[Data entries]

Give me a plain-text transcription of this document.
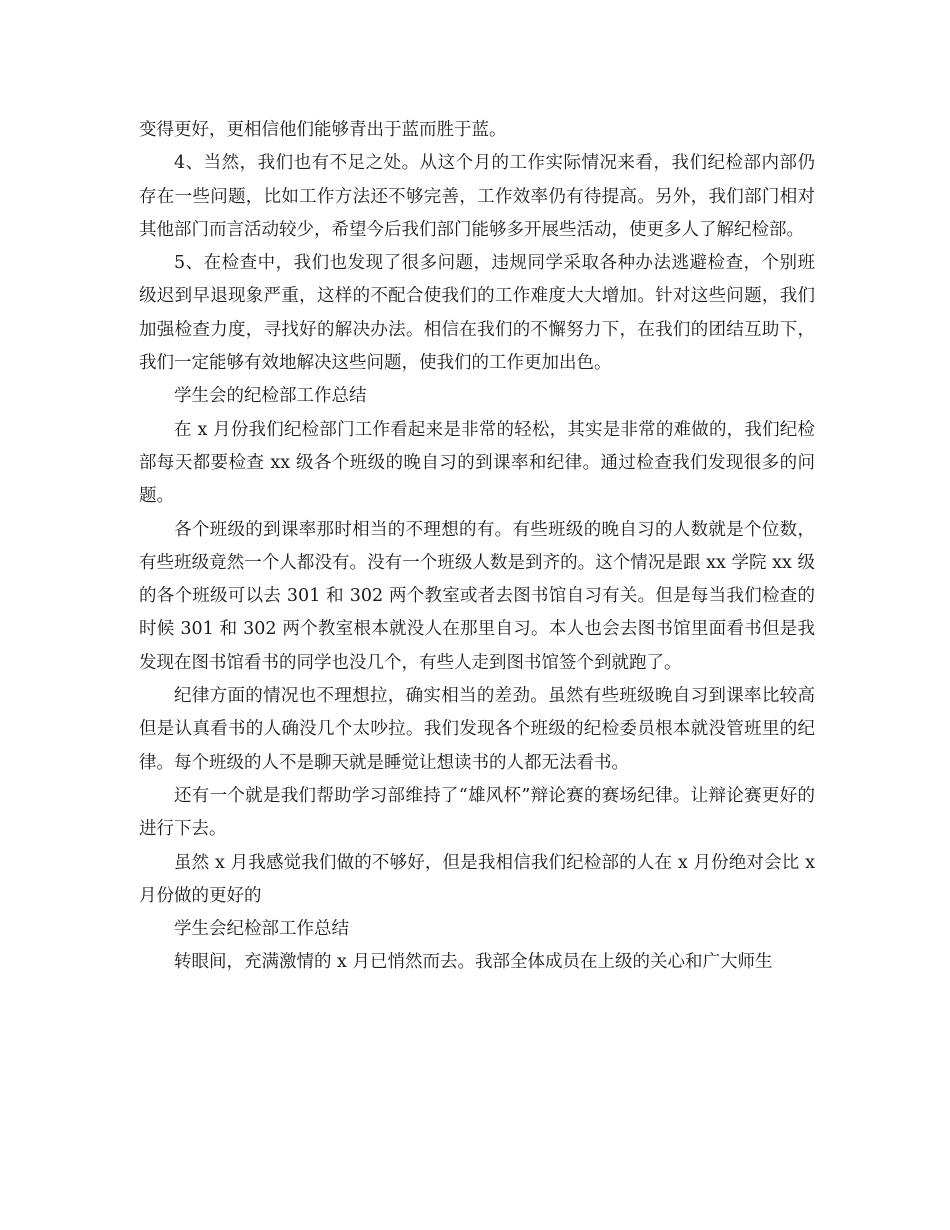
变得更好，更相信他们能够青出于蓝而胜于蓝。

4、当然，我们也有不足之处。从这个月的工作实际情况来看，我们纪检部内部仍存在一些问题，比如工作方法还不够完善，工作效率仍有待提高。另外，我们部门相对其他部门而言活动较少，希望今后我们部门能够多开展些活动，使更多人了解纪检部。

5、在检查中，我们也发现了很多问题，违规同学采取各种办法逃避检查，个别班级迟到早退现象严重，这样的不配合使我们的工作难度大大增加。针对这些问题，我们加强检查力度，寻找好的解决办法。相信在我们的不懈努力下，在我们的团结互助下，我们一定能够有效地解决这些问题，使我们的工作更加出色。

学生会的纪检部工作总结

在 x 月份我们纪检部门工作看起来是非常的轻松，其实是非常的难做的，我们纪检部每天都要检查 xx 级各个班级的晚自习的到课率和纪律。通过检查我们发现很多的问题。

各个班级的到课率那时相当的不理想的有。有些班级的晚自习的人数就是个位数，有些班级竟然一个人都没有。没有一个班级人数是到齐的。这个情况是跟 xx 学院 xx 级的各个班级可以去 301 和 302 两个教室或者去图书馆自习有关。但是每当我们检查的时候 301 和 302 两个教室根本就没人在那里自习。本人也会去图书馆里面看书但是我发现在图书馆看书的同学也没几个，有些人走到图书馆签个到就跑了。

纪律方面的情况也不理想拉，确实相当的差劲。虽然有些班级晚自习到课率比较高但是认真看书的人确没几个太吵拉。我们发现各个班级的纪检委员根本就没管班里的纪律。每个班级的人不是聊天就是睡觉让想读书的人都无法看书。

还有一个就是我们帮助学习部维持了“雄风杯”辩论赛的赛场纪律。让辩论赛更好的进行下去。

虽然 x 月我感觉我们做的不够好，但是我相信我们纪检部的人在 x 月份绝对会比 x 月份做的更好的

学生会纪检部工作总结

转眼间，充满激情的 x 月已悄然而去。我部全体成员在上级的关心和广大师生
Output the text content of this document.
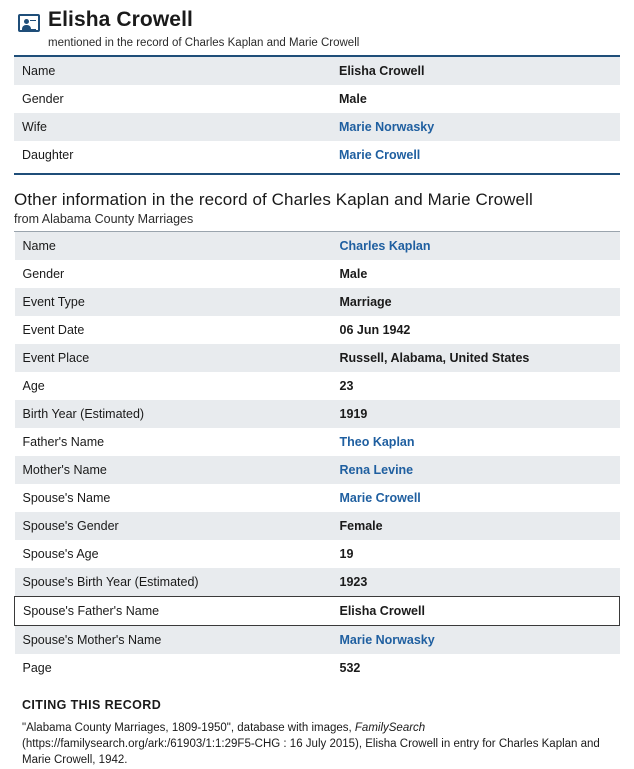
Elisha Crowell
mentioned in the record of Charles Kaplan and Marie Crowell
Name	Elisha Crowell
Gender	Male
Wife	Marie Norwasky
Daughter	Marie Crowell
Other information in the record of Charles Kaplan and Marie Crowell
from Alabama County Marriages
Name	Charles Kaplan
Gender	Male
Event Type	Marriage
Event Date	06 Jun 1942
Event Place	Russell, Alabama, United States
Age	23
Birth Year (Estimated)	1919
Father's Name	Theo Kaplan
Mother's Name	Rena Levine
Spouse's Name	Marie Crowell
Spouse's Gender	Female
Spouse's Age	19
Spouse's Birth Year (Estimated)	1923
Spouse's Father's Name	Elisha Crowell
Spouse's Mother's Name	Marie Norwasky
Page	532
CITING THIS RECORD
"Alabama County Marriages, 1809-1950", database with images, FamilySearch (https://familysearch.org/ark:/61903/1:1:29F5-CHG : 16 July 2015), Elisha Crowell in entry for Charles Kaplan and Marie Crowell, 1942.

> Exercise: The pictures should not appear in the copy; every other part of the records above must be returned exactly.

> Task output:
Give me a plain-text transcription of this document.
变得更好，更相信他们能够青出于蓝而胜于蓝。

4、当然，我们也有不足之处。从这个月的工作实际情况来看，我们纪检部内部仍存在一些问题，比如工作方法还不够完善，工作效率仍有待提高。另外，我们部门相对其他部门而言活动较少，希望今后我们部门能够多开展些活动，使更多人了解纪检部。

5、在检查中，我们也发现了很多问题，违规同学采取各种办法逃避检查，个别班级迟到早退现象严重，这样的不配合使我们的工作难度大大增加。针对这些问题，我们加强检查力度，寻找好的解决办法。相信在我们的不懈努力下，在我们的团结互助下，我们一定能够有效地解决这些问题，使我们的工作更加出色。

学生会的纪检部工作总结

在 x 月份我们纪检部门工作看起来是非常的轻松，其实是非常的难做的，我们纪检部每天都要检查 xx 级各个班级的晚自习的到课率和纪律。通过检查我们发现很多的问题。

各个班级的到课率那时相当的不理想的有。有些班级的晚自习的人数就是个位数，有些班级竟然一个人都没有。没有一个班级人数是到齐的。这个情况是跟 xx 学院 xx 级的各个班级可以去 301 和 302 两个教室或者去图书馆自习有关。但是每当我们检查的时候 301 和 302 两个教室根本就没人在那里自习。本人也会去图书馆里面看书但是我发现在图书馆看书的同学也没几个，有些人走到图书馆签个到就跑了。

纪律方面的情况也不理想拉，确实相当的差劲。虽然有些班级晚自习到课率比较高但是认真看书的人确没几个太吵拉。我们发现各个班级的纪检委员根本就没管班里的纪律。每个班级的人不是聊天就是睡觉让想读书的人都无法看书。

还有一个就是我们帮助学习部维持了“雄风杯”辩论赛的赛场纪律。让辩论赛更好的进行下去。

虽然 x 月我感觉我们做的不够好，但是我相信我们纪检部的人在 x 月份绝对会比 x 月份做的更好的

学生会纪检部工作总结

转眼间，充满激情的 x 月已悄然而去。我部全体成员在上级的关心和广大师生
Output the text content of this document.
Elisha Crowell
mentioned in the record of Charles Kaplan and Marie Crowell
Name	Elisha Crowell
Gender	Male
Wife	Marie Norwasky
Daughter	Marie Crowell
Other information in the record of Charles Kaplan and Marie Crowell
from Alabama County Marriages
Name	Charles Kaplan
Gender	Male
Event Type	Marriage
Event Date	06 Jun 1942
Event Place	Russell, Alabama, United States
Age	23
Birth Year (Estimated)	1919
Father's Name	Theo Kaplan
Mother's Name	Rena Levine
Spouse's Name	Marie Crowell
Spouse's Gender	Female
Spouse's Age	19
Spouse's Birth Year (Estimated)	1923
Spouse's Father's Name	Elisha Crowell
Spouse's Mother's Name	Marie Norwasky
Page	532
CITING THIS RECORD
"Alabama County Marriages, 1809-1950", database with images, FamilySearch (https://familysearch.org/ark:/61903/1:1:29F5-CHG : 16 July 2015), Elisha Crowell in entry for Charles Kaplan and Marie Crowell, 1942.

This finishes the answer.